» BRIEF: In the listing below, how many lines carry the word "name"? Reply with only the number.

» EXCERPTED DATA:
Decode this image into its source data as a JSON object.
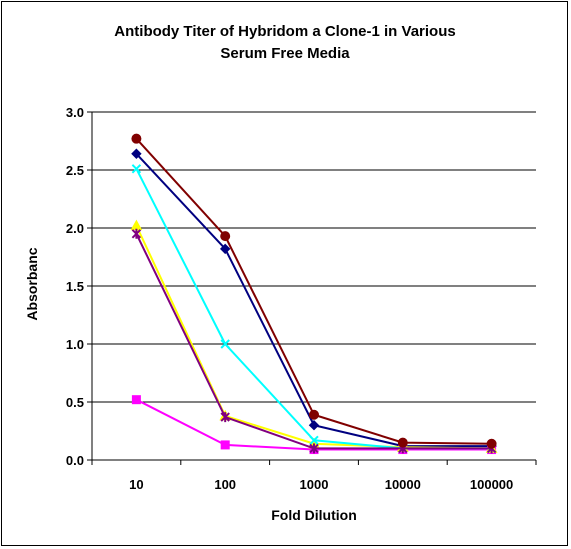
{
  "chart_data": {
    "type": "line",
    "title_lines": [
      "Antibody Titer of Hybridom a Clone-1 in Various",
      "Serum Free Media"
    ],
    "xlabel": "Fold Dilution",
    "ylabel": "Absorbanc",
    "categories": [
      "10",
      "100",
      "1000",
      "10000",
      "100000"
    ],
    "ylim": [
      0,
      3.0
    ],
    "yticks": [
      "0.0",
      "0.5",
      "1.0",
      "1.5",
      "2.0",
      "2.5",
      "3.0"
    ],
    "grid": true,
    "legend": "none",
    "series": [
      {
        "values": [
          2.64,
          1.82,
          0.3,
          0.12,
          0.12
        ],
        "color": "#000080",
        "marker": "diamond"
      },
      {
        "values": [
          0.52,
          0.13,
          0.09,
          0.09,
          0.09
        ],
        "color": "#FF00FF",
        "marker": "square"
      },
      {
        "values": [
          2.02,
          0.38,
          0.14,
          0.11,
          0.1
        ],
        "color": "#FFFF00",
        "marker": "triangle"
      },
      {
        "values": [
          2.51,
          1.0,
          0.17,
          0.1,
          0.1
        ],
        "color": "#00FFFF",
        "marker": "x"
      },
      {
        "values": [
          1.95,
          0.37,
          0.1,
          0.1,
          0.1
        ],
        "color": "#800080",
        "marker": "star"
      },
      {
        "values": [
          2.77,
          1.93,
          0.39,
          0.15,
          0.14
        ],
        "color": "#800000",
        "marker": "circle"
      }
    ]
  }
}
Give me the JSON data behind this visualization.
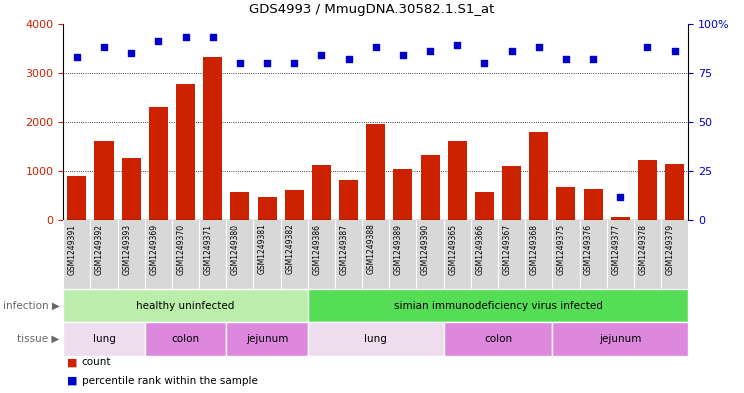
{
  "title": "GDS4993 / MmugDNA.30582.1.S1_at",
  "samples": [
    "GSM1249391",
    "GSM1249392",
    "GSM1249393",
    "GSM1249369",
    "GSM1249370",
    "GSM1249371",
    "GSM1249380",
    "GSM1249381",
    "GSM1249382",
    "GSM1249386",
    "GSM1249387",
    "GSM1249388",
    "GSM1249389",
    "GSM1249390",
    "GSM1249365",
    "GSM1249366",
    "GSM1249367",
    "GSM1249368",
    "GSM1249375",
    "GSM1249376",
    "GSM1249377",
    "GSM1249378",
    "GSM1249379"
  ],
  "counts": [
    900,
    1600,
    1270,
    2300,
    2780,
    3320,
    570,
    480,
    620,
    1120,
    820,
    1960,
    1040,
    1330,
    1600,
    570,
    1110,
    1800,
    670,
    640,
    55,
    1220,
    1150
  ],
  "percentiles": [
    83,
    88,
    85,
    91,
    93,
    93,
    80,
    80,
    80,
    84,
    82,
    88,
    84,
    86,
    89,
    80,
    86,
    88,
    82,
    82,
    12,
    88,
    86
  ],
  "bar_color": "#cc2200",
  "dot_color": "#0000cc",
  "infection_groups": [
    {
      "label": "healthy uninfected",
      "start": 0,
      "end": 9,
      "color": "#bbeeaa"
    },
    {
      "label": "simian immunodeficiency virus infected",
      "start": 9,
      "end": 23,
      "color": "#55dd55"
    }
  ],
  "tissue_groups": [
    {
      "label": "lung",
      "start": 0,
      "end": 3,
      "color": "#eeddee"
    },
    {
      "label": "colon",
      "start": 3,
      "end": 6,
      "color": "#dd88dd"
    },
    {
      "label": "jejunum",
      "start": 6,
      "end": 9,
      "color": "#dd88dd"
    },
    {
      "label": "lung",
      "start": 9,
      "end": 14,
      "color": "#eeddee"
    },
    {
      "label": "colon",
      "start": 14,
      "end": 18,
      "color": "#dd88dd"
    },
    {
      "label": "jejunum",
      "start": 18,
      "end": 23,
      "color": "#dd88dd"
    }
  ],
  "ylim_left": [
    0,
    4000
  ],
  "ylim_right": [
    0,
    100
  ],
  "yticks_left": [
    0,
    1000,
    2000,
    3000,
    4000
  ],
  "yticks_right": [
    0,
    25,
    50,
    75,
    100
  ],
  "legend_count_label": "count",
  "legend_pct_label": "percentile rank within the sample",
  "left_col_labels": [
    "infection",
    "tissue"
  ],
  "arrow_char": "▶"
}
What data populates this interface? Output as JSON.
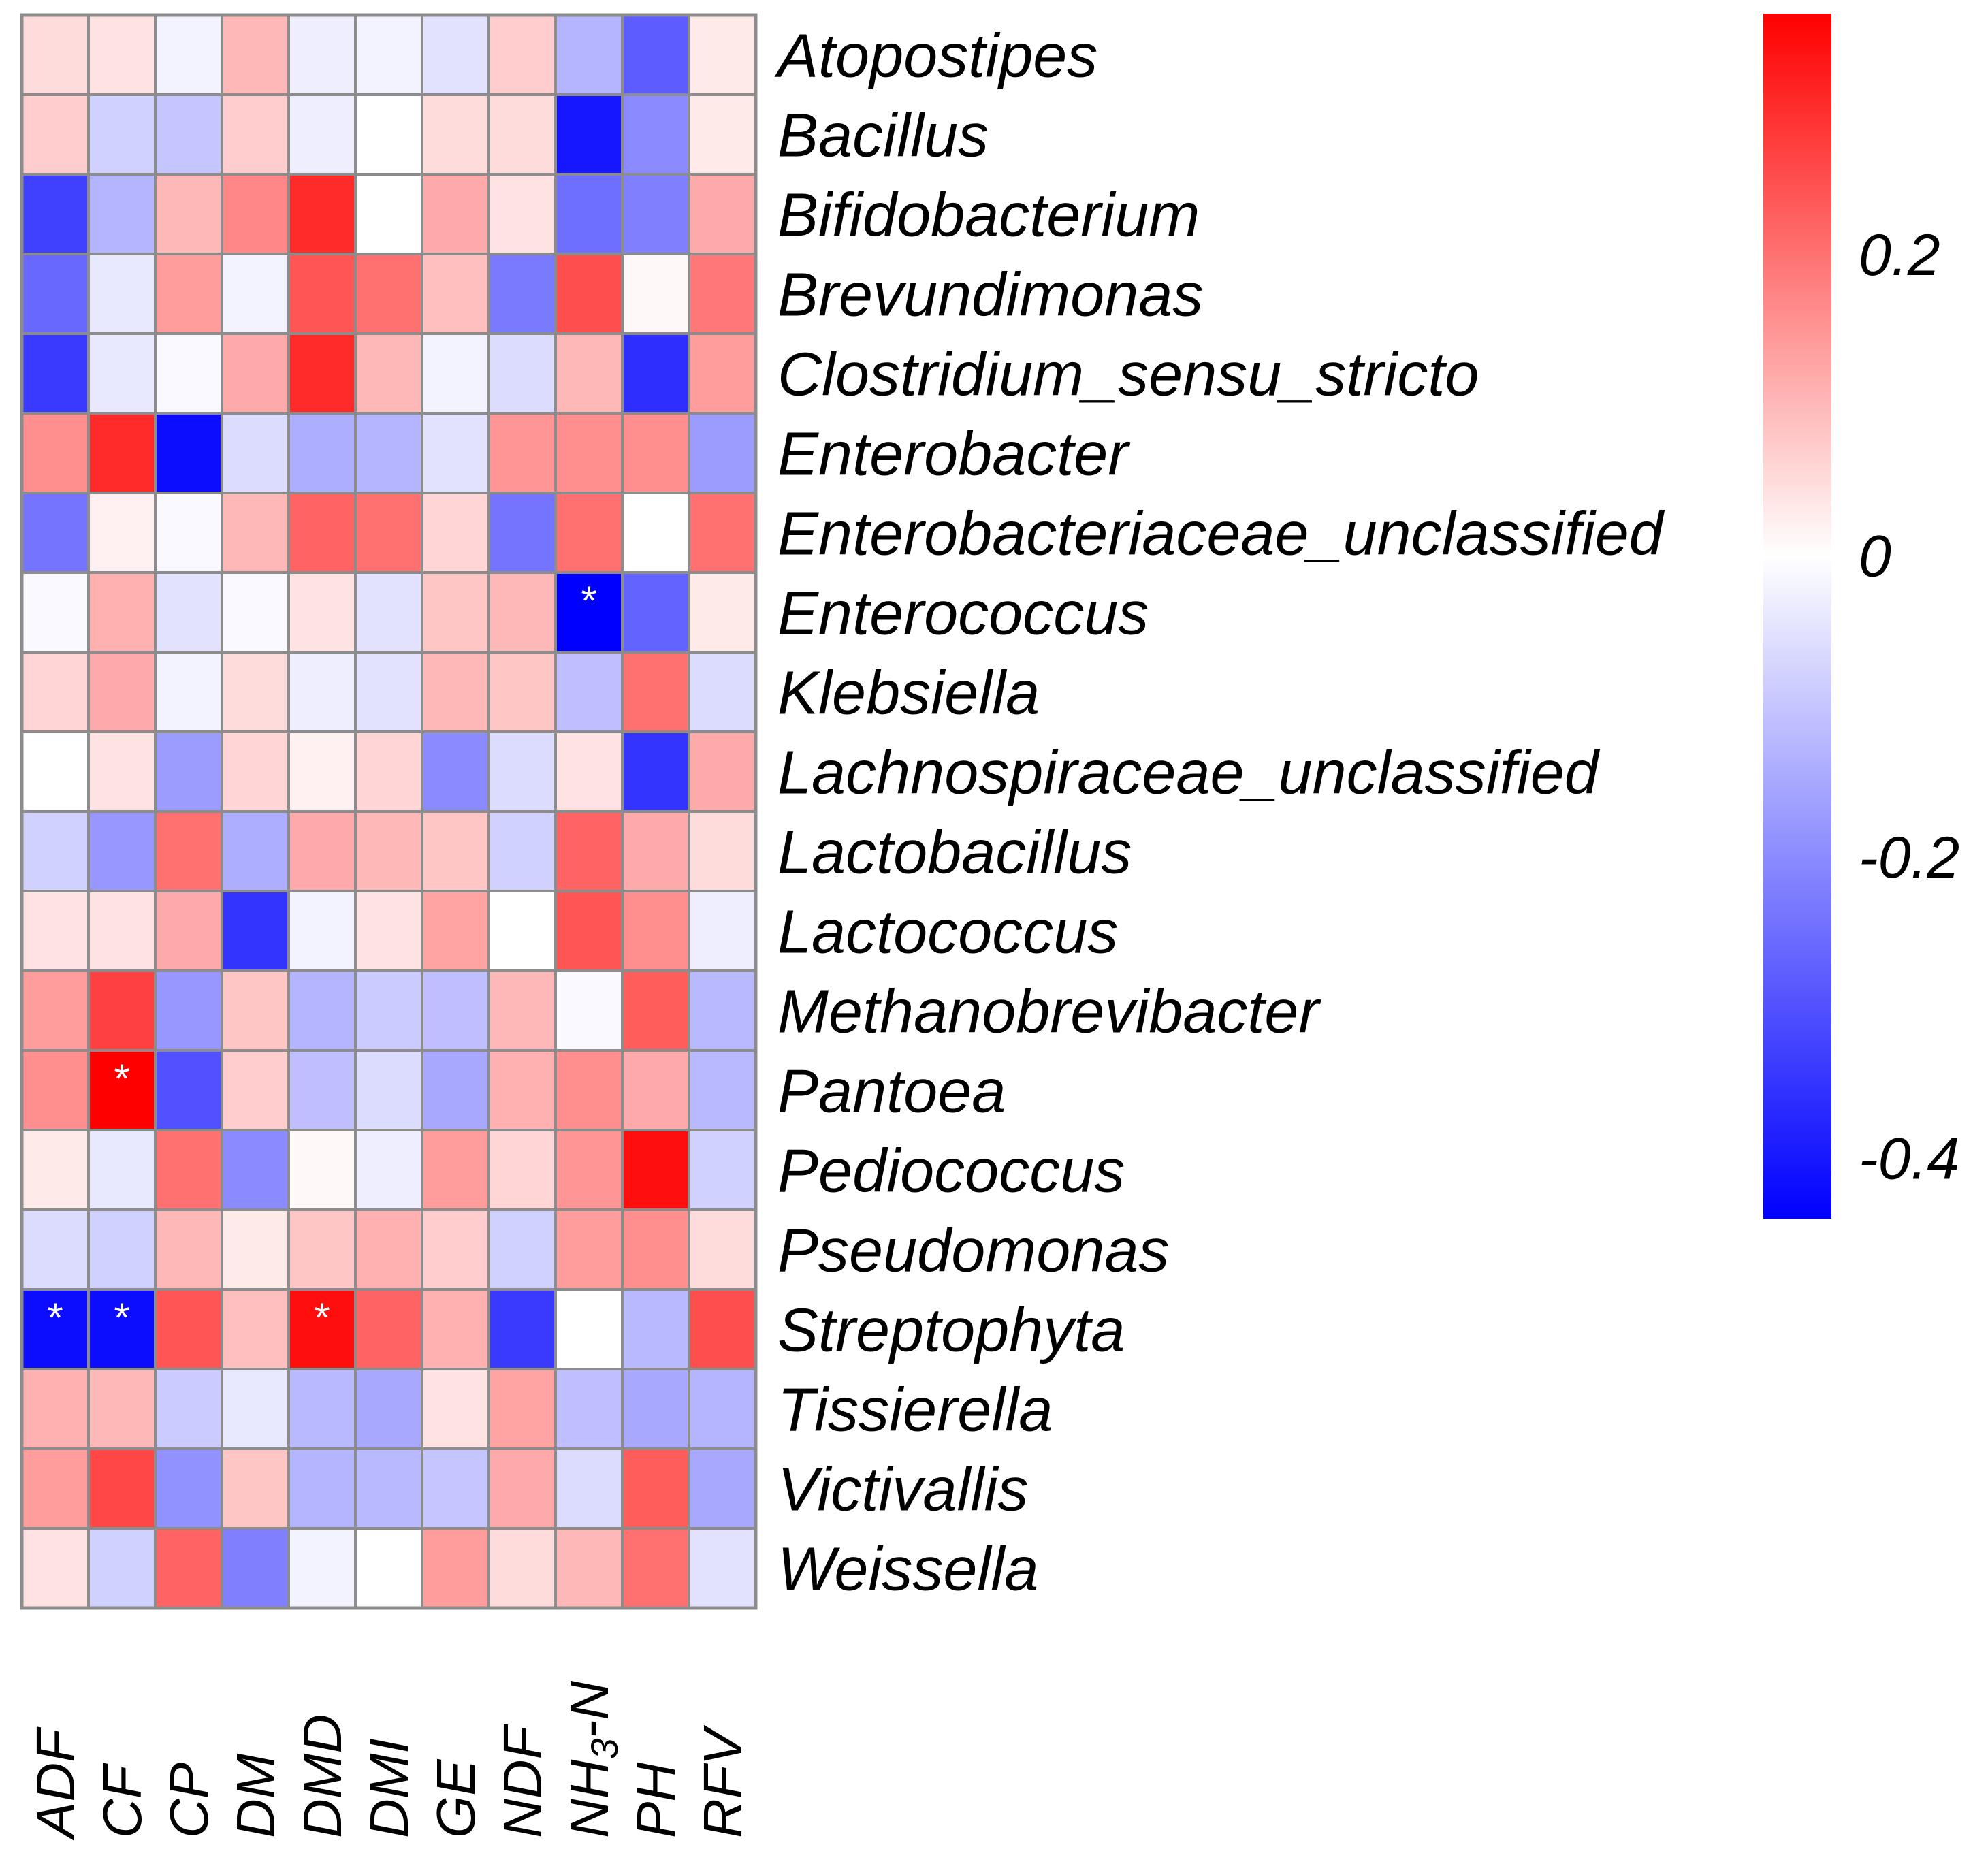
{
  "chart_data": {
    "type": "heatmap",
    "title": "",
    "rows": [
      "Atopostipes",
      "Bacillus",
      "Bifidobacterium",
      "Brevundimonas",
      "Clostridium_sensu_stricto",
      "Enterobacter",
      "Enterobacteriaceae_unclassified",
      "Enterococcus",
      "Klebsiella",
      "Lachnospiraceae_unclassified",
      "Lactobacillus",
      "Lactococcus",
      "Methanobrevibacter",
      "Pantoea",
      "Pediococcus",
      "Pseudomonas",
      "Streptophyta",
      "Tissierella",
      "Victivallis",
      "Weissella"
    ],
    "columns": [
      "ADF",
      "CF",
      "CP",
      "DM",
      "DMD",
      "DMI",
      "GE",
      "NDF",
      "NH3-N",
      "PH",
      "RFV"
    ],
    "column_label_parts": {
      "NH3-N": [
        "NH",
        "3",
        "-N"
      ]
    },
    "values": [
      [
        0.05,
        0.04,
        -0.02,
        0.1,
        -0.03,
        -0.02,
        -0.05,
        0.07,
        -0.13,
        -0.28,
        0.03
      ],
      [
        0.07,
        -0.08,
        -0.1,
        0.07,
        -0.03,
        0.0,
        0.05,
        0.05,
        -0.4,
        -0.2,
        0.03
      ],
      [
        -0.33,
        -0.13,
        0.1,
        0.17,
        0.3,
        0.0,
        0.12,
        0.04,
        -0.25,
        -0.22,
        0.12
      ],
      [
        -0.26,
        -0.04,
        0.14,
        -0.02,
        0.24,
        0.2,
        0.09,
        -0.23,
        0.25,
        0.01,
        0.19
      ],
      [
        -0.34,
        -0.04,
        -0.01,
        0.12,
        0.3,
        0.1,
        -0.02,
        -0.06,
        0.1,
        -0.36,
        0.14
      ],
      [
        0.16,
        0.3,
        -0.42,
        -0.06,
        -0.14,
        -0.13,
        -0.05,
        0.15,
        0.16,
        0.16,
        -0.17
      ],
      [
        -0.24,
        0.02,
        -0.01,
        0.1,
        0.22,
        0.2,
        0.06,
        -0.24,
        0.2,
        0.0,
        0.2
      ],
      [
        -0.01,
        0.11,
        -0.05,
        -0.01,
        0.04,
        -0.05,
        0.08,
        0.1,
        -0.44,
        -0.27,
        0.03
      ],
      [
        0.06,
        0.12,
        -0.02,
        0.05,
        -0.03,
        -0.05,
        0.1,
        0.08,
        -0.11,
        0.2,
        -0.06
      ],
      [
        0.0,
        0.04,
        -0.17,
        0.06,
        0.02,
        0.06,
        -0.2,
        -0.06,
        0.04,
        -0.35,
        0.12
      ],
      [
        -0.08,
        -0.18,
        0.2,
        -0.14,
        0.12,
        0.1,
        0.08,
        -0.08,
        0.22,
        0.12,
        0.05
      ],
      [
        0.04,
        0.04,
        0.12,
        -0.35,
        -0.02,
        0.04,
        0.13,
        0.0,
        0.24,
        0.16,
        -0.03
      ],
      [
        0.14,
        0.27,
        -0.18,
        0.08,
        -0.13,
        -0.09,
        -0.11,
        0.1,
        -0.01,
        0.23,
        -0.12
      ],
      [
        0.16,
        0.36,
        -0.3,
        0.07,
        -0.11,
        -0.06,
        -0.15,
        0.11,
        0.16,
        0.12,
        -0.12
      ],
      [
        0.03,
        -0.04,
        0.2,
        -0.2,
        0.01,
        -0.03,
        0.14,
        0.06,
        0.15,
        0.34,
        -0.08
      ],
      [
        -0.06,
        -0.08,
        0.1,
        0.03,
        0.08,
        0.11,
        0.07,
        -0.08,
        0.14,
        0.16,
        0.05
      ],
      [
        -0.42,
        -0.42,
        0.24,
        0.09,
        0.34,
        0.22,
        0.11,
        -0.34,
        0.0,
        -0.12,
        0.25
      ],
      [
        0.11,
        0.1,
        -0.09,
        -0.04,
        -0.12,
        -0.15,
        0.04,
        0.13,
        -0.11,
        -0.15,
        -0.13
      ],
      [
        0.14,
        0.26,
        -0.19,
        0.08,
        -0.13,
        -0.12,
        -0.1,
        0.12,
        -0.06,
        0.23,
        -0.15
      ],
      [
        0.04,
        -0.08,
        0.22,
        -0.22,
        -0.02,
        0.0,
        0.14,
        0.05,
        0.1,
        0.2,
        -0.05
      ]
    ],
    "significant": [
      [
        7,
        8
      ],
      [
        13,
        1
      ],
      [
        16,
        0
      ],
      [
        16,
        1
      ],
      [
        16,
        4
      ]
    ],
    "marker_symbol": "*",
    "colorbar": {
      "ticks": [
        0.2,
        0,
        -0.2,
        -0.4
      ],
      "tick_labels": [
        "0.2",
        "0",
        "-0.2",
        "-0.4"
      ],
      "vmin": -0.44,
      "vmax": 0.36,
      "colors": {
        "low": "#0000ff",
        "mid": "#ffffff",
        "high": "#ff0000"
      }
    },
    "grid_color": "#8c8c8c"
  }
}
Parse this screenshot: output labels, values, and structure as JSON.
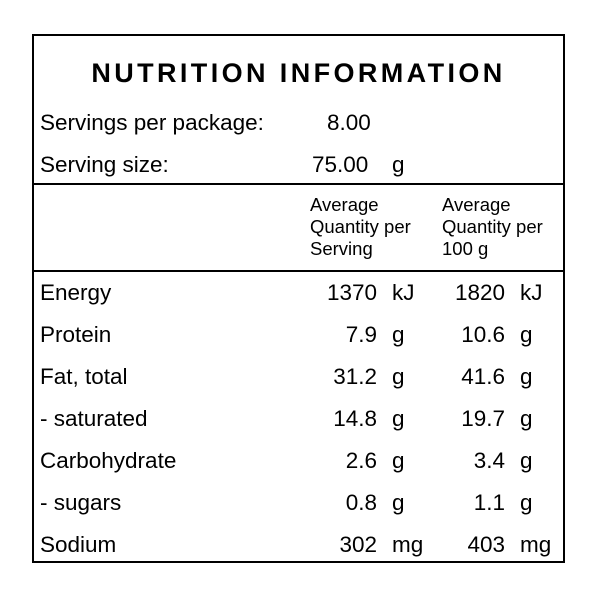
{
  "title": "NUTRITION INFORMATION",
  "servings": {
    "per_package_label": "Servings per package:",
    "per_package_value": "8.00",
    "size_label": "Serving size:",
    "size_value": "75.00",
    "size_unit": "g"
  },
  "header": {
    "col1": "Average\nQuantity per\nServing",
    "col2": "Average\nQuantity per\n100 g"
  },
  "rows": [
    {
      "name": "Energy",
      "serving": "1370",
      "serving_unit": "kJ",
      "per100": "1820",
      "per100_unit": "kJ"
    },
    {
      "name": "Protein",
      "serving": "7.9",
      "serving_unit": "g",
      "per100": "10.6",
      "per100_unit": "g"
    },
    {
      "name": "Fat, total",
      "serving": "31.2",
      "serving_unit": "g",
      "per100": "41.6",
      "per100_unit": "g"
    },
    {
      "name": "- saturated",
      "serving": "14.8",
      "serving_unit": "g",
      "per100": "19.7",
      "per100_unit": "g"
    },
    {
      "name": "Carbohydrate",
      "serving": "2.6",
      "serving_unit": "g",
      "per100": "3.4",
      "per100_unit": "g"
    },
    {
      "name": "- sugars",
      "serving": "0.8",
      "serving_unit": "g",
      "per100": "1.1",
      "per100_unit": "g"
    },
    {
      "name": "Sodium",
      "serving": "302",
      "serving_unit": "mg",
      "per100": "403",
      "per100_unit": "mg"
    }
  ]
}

» FINISHED TASK: 7